Exercise brief:
In the records below, find each line with the word "frac" and copy it.

Data to use:
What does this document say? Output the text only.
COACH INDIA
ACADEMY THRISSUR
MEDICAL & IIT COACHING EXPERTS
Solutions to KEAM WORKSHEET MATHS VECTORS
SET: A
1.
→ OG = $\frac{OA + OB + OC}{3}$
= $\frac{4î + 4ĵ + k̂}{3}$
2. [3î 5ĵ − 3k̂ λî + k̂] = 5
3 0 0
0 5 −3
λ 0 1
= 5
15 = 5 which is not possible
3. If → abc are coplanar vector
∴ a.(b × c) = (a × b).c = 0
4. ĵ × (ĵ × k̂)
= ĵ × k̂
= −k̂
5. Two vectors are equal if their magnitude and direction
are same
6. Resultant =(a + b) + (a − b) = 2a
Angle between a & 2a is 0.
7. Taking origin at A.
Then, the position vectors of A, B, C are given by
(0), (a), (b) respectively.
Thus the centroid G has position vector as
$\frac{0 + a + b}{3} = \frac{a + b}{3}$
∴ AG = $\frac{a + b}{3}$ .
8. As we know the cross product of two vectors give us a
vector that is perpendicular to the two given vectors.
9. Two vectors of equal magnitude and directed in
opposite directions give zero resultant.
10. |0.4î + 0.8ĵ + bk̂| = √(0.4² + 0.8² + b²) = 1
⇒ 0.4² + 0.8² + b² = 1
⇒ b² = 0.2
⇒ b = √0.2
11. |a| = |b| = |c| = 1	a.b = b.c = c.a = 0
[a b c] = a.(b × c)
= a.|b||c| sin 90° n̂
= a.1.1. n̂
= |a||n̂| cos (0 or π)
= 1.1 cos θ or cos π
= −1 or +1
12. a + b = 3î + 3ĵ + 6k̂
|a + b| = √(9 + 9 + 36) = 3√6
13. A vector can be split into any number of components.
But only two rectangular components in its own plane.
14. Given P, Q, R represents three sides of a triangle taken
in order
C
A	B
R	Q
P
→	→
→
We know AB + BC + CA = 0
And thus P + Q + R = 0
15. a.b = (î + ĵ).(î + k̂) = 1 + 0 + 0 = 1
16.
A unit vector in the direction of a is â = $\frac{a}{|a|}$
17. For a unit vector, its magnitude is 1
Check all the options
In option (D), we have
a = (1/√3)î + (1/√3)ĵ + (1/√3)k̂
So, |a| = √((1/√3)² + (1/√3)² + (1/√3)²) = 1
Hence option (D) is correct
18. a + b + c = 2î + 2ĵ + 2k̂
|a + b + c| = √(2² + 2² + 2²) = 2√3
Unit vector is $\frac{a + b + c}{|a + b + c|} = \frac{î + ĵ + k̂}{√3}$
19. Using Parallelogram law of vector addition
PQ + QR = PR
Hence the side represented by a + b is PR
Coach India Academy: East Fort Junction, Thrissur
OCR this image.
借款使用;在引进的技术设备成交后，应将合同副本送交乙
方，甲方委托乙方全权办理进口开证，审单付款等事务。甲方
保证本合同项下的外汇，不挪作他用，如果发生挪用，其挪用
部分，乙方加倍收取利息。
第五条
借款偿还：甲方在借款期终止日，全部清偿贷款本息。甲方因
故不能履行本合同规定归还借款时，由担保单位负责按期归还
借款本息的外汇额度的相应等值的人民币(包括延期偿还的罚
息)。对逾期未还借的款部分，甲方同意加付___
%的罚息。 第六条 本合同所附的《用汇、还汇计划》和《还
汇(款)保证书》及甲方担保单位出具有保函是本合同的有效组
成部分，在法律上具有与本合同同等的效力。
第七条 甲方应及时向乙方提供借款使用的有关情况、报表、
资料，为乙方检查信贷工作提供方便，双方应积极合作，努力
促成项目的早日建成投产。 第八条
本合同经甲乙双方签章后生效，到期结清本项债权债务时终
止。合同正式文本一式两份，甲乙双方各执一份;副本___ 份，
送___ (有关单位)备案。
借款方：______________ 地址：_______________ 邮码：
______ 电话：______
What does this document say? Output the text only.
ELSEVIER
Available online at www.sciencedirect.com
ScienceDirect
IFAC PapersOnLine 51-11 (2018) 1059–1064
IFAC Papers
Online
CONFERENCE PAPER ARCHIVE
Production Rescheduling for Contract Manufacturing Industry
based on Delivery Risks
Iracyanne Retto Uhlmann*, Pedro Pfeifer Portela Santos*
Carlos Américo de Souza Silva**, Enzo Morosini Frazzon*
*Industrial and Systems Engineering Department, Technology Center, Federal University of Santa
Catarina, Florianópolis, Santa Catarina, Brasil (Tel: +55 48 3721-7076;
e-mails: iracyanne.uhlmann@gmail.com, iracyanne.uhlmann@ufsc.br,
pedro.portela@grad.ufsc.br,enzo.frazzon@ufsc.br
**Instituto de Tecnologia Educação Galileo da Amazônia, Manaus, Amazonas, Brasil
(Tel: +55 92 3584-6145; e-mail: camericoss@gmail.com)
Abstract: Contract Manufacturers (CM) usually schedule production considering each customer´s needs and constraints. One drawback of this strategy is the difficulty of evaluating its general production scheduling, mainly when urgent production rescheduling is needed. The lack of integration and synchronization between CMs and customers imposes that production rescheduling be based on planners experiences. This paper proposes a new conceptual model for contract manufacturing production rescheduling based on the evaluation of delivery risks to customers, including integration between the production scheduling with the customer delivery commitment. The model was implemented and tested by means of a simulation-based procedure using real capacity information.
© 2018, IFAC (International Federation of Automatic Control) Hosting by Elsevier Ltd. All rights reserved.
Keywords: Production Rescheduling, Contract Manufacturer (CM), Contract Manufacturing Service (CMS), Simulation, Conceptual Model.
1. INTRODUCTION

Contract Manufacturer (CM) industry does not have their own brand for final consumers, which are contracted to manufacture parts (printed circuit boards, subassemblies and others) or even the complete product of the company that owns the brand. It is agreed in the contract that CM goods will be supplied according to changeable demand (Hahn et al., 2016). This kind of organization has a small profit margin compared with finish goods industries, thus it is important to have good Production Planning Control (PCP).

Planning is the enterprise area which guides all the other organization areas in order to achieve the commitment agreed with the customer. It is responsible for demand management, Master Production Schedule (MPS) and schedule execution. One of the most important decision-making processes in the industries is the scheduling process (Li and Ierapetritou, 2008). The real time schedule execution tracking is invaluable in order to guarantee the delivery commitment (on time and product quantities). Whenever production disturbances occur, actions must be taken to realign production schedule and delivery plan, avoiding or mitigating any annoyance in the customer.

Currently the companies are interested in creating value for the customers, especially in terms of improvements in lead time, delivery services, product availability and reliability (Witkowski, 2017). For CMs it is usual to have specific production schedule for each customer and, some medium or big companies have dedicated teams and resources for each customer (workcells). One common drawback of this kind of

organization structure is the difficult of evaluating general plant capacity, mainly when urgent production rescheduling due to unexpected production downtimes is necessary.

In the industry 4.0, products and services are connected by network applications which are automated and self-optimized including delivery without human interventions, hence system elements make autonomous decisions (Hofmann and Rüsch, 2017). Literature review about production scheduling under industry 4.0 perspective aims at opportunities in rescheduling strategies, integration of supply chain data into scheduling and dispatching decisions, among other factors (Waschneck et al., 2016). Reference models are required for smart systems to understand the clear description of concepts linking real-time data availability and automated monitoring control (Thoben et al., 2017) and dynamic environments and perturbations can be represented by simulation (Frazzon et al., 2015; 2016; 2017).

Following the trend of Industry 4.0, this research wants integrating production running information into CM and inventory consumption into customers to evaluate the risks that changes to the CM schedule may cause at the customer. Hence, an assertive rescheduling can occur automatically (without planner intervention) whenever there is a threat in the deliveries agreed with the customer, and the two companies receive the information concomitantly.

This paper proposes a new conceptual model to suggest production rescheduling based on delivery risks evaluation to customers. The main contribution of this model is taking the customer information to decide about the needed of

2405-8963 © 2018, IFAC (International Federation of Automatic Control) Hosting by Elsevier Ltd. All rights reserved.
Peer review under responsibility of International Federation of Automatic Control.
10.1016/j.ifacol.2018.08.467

The solution:
→ OG = $\frac{OA + OB + OC}{3}$
= $\frac{4î + 4ĵ + k̂}{3}$
$\frac{0 + a + b}{3} = \frac{a + b}{3}$
∴ AG = $\frac{a + b}{3}$ .
A unit vector in the direction of a is â = $\frac{a}{|a|}$
Unit vector is $\frac{a + b + c}{|a + b + c|} = \frac{î + ĵ + k̂}{√3}$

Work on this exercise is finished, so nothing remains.